Figure collection entries
•••

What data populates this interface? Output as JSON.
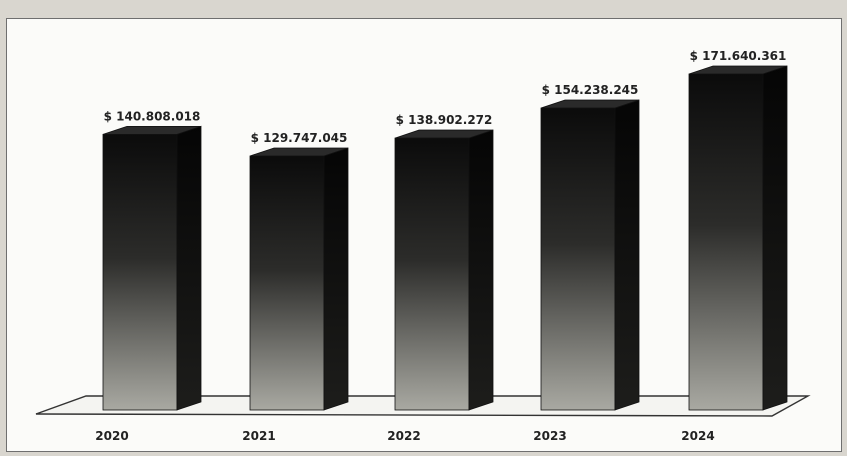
{
  "chart_data": {
    "type": "bar",
    "title": "",
    "xlabel": "",
    "ylabel": "",
    "categories": [
      "2020",
      "2021",
      "2022",
      "2023",
      "2024"
    ],
    "values": [
      140808018,
      129747045,
      138902272,
      154238245,
      171640361
    ],
    "data_labels": [
      "$ 140.808.018",
      "$ 129.747.045",
      "$ 138.902.272",
      "$ 154.238.245",
      "$ 171.640.361"
    ],
    "ylim": [
      0,
      171640361
    ],
    "grid": false,
    "legend": "none",
    "colors": {
      "bar_top": "#0b0b0b",
      "bar_bottom": "#a9a9a2",
      "side": "#111111",
      "cap": "#2a2a2a"
    }
  }
}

•••

THE PROBLEM: All entries must be written out again exactly as given, with no pictures in the copy.

RESULT FOR THIS TASK:
What data populates this interface? Output as JSON.
{
  "chart_data": {
    "type": "bar",
    "title": "",
    "xlabel": "",
    "ylabel": "",
    "categories": [
      "2020",
      "2021",
      "2022",
      "2023",
      "2024"
    ],
    "values": [
      140808018,
      129747045,
      138902272,
      154238245,
      171640361
    ],
    "data_labels": [
      "$ 140.808.018",
      "$ 129.747.045",
      "$ 138.902.272",
      "$ 154.238.245",
      "$ 171.640.361"
    ],
    "ylim": [
      0,
      171640361
    ],
    "grid": false,
    "legend": "none",
    "colors": {
      "bar_top": "#0b0b0b",
      "bar_bottom": "#a9a9a2",
      "side": "#111111",
      "cap": "#2a2a2a"
    }
  }
}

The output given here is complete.